- _Records contained in a dataset_:
──────────────────────────────

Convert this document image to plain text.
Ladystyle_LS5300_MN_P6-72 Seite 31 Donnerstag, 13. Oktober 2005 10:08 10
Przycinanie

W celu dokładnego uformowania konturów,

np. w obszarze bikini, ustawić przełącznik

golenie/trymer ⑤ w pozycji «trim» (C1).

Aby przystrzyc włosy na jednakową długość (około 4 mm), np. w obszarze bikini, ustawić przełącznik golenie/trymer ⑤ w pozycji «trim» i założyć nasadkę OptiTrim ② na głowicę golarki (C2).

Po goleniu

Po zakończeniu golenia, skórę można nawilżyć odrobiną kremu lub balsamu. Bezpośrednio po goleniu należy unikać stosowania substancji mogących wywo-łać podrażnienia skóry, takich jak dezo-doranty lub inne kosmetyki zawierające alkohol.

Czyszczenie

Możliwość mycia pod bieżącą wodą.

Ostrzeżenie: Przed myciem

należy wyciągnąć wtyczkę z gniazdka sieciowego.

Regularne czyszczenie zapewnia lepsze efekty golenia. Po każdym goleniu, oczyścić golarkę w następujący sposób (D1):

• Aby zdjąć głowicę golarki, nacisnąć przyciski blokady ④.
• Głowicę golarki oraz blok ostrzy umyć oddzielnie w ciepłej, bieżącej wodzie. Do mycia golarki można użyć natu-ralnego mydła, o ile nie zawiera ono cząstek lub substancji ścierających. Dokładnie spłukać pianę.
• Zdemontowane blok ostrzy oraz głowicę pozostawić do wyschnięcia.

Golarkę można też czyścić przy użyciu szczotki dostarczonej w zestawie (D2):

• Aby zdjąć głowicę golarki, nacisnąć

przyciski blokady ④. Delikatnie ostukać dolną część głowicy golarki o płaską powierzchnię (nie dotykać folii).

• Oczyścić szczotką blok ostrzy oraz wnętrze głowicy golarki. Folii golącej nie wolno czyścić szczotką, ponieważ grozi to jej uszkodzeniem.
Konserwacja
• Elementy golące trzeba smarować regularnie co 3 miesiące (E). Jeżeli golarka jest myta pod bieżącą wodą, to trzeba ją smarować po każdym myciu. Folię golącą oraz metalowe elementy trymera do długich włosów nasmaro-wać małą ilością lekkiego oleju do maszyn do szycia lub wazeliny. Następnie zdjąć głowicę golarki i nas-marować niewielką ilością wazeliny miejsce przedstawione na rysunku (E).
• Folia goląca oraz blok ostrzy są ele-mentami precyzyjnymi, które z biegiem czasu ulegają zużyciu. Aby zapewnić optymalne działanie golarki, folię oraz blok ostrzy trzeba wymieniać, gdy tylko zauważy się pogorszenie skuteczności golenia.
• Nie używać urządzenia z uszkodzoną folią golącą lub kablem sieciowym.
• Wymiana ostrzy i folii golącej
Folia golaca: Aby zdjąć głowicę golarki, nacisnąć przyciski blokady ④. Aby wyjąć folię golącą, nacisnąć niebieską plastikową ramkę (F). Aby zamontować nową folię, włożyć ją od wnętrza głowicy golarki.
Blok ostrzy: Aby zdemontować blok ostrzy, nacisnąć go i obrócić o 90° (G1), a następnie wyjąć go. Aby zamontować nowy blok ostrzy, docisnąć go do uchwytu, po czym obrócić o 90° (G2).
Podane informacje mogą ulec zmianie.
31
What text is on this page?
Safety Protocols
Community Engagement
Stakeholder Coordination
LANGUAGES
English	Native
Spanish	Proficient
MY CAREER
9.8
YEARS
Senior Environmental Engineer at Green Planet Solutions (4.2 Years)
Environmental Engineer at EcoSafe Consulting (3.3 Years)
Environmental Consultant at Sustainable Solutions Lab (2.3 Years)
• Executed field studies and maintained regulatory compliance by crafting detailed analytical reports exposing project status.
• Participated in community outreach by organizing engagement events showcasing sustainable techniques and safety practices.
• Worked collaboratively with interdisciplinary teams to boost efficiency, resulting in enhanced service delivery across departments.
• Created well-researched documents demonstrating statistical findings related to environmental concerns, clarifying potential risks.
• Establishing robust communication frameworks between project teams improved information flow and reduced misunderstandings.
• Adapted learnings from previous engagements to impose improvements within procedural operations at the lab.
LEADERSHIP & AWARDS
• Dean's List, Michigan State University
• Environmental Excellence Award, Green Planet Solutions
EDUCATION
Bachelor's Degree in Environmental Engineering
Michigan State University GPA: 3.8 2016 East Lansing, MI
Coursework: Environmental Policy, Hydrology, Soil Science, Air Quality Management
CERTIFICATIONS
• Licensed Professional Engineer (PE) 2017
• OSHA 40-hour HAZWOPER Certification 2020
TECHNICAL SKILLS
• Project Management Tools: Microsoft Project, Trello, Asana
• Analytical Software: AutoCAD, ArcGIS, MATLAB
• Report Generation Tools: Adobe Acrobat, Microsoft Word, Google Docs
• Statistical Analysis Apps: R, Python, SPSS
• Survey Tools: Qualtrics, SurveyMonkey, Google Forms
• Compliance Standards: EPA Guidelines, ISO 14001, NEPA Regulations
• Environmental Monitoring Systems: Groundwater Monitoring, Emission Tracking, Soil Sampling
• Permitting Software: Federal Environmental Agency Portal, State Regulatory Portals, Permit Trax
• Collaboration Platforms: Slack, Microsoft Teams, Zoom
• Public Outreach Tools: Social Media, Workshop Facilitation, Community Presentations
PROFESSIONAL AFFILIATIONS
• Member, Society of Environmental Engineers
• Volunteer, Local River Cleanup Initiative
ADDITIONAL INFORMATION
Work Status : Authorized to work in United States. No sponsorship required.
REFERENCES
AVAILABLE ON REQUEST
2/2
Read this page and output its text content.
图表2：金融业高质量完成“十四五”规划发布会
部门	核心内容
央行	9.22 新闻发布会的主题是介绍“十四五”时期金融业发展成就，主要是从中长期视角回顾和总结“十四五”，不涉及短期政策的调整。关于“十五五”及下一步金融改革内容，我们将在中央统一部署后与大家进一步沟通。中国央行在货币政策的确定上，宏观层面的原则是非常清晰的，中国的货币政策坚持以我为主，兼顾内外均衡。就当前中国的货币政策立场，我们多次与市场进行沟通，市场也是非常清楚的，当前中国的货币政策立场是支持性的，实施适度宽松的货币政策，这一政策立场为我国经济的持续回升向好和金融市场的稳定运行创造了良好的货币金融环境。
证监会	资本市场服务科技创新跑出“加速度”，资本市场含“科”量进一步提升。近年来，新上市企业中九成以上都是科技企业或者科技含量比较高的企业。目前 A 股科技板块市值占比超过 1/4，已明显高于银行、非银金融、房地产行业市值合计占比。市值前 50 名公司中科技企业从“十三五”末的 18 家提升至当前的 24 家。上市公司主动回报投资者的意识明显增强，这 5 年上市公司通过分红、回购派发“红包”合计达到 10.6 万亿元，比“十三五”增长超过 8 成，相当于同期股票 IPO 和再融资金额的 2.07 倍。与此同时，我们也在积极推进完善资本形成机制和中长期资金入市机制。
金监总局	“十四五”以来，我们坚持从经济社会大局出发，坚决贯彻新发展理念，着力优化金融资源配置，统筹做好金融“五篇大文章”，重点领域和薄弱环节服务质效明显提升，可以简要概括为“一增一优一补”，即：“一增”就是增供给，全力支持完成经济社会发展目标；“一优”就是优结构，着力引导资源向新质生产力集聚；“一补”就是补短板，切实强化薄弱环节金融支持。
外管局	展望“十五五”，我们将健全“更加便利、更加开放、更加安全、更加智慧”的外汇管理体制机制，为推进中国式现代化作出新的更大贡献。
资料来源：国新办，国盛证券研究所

──────────────────────────────

Collect every line above that contains the word "Solutions".

- _OUTPUT_:
Senior Environmental Engineer at Green Planet Solutions (4.2 Years)
Environmental Consultant at Sustainable Solutions Lab (2.3 Years)
• Environmental Excellence Award, Green Planet Solutions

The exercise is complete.